Prompt:
Filter the data for lines with the word "this", then copy every line so identified.

========================

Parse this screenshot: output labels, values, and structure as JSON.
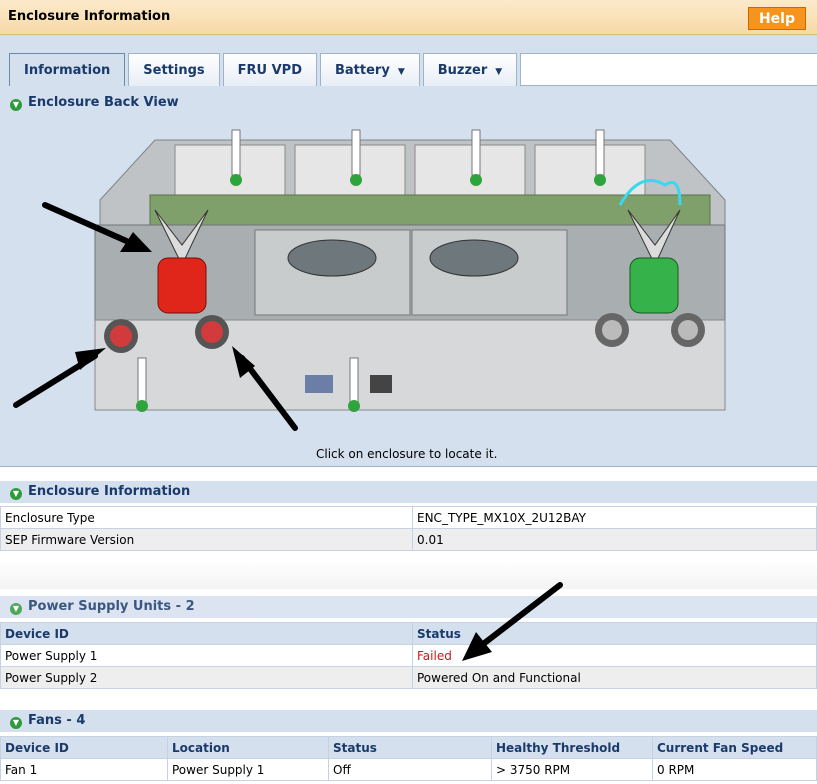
{
  "header": {
    "title": "Enclosure Information",
    "help_label": "Help"
  },
  "tabs": [
    {
      "label": "Information",
      "active": true,
      "dropdown": false
    },
    {
      "label": "Settings",
      "active": false,
      "dropdown": false
    },
    {
      "label": "FRU VPD",
      "active": false,
      "dropdown": false
    },
    {
      "label": "Battery",
      "active": false,
      "dropdown": true
    },
    {
      "label": "Buzzer",
      "active": false,
      "dropdown": true
    }
  ],
  "back_view": {
    "title": "Enclosure Back View",
    "caption": "Click on enclosure to locate it."
  },
  "enclosure_info": {
    "title": "Enclosure Information",
    "rows": [
      {
        "label": "Enclosure Type",
        "value": "ENC_TYPE_MX10X_2U12BAY"
      },
      {
        "label": "SEP Firmware Version",
        "value": "0.01"
      }
    ]
  },
  "psu": {
    "title": "Power Supply Units - 2",
    "headers": [
      "Device ID",
      "Status"
    ],
    "rows": [
      {
        "device": "Power Supply 1",
        "status": "Failed"
      },
      {
        "device": "Power Supply 2",
        "status": "Powered On and Functional"
      }
    ]
  },
  "fans": {
    "title": "Fans - 4",
    "headers": [
      "Device ID",
      "Location",
      "Status",
      "Healthy Threshold",
      "Current Fan Speed"
    ],
    "rows": [
      {
        "device": "Fan 1",
        "location": "Power Supply 1",
        "status": "Off",
        "threshold": "> 3750 RPM",
        "speed": "0 RPM"
      }
    ]
  },
  "colors": {
    "header_bg": "#f6d9a6",
    "help_button": "#f7941d",
    "panel_blue": "#d5e0ee",
    "text_blue": "#1a3a6b",
    "failed_red": "#d8111b",
    "warning_red": "#e0261b",
    "ok_green": "#36b24a"
  }
}
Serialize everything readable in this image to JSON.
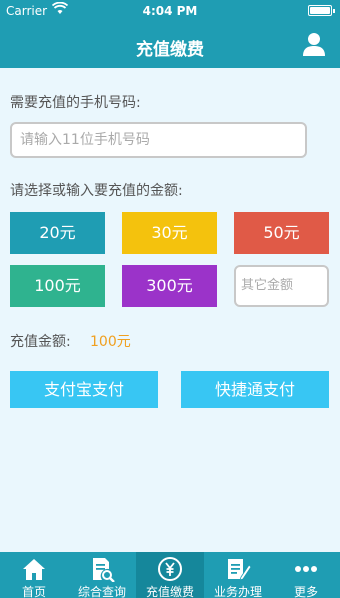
{
  "status_bar": {
    "carrier": "Carrier",
    "time": "4:04 PM"
  },
  "nav": {
    "title": "充值缴费",
    "user_icon": "user-icon"
  },
  "form": {
    "phone_label": "需要充值的手机号码:",
    "phone_placeholder": "请输入11位手机号码",
    "amount_label": "请选择或输入要充值的金额:",
    "amounts": [
      {
        "label": "20元",
        "color": "#1f9db3"
      },
      {
        "label": "30元",
        "color": "#f4c20d"
      },
      {
        "label": "50元",
        "color": "#e05a47"
      },
      {
        "label": "100元",
        "color": "#2fb38f"
      },
      {
        "label": "300元",
        "color": "#9b33c9"
      }
    ],
    "other_placeholder": "其它金额",
    "total_label": "充值金额:",
    "total_value": "100元"
  },
  "buttons": {
    "alipay": "支付宝支付",
    "quickpay": "快捷通支付",
    "color": "#38c6f3"
  },
  "tabs": [
    {
      "label": "首页",
      "icon": "home-icon"
    },
    {
      "label": "综合查询",
      "icon": "document-search-icon"
    },
    {
      "label": "充值缴费",
      "icon": "yuan-coin-icon",
      "active": true
    },
    {
      "label": "业务办理",
      "icon": "edit-form-icon"
    },
    {
      "label": "更多",
      "icon": "more-dots-icon"
    }
  ],
  "colors": {
    "primary": "#1f9db3",
    "background": "#eaf7fd",
    "amount_text": "#f0a020"
  }
}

========================

Worked solution:
Parse this screenshot: output labels, values, and structure as JSON.
Serialize everything readable in this image to JSON.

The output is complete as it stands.